Dataset entries:
━━━━━━━━━━━━━━━━
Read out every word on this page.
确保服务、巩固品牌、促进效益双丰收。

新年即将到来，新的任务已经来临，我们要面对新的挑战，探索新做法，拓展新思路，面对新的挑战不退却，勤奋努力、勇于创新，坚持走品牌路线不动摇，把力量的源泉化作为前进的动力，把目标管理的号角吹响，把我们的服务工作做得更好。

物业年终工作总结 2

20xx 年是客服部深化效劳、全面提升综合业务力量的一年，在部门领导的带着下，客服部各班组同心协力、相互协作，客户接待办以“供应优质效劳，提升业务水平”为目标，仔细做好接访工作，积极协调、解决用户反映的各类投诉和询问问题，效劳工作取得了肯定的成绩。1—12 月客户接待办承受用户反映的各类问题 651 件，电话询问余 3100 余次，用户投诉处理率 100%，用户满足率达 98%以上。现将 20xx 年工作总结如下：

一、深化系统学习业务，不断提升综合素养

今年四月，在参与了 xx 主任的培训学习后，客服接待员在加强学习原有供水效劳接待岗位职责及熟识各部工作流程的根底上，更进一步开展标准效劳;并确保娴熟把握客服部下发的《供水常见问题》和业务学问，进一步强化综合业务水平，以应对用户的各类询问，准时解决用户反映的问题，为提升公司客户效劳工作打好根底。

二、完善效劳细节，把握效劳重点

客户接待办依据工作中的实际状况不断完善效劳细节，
━━━━━━━━━━━━━━━━
Make an exact copy of every entry.

» Response to this exercise
Read out every word on this page.
确保服务、巩固品牌、促进效益双丰收。

新年即将到来，新的任务已经来临，我们要面对新的挑战，探索新做法，拓展新思路，面对新的挑战不退却，勤奋努力、勇于创新，坚持走品牌路线不动摇，把力量的源泉化作为前进的动力，把目标管理的号角吹响，把我们的服务工作做得更好。

物业年终工作总结 2

20xx 年是客服部深化效劳、全面提升综合业务力量的一年，在部门领导的带着下，客服部各班组同心协力、相互协作，客户接待办以“供应优质效劳，提升业务水平”为目标，仔细做好接访工作，积极协调、解决用户反映的各类投诉和询问问题，效劳工作取得了肯定的成绩。1—12 月客户接待办承受用户反映的各类问题 651 件，电话询问余 3100 余次，用户投诉处理率 100%，用户满足率达 98%以上。现将 20xx 年工作总结如下：

一、深化系统学习业务，不断提升综合素养

今年四月，在参与了 xx 主任的培训学习后，客服接待员在加强学习原有供水效劳接待岗位职责及熟识各部工作流程的根底上，更进一步开展标准效劳;并确保娴熟把握客服部下发的《供水常见问题》和业务学问，进一步强化综合业务水平，以应对用户的各类询问，准时解决用户反映的问题，为提升公司客户效劳工作打好根底。

二、完善效劳细节，把握效劳重点

客户接待办依据工作中的实际状况不断完善效劳细节，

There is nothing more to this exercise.